*The problem*. Which lines in the records below contain the word "Vehicles"? Copy each one out.

Collected data
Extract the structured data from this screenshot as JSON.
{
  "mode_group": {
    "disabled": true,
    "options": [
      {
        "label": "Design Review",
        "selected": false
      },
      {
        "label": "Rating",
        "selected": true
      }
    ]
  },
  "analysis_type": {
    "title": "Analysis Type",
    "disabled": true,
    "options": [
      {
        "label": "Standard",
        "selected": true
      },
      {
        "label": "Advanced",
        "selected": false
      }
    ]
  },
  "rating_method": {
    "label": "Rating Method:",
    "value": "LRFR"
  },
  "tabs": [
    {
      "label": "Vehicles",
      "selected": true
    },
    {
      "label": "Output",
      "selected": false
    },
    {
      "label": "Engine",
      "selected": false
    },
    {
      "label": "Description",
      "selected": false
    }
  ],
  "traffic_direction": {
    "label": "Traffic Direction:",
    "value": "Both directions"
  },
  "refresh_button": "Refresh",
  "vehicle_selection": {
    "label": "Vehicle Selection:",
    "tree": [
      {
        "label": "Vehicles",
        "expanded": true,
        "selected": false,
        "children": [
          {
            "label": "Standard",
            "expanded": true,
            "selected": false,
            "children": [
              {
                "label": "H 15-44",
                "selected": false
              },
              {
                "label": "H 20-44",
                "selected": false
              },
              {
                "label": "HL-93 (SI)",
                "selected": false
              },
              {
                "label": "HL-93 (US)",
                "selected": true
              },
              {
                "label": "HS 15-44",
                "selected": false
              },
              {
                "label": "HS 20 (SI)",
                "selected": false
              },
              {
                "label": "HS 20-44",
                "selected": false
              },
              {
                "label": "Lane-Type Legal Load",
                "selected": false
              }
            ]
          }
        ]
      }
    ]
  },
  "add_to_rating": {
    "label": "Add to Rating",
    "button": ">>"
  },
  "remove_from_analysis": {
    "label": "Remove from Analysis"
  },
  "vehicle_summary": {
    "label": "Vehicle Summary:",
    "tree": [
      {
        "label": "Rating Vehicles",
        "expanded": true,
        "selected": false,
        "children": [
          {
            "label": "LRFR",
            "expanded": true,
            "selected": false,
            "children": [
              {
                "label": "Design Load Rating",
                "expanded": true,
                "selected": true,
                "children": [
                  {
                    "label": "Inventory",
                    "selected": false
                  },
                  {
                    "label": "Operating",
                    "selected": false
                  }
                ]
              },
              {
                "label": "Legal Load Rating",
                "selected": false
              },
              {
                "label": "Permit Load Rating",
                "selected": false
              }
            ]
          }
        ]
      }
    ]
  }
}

*Reply*.
      "label": "Vehicles",
        "label": "Vehicles",
        "label": "Rating Vehicles",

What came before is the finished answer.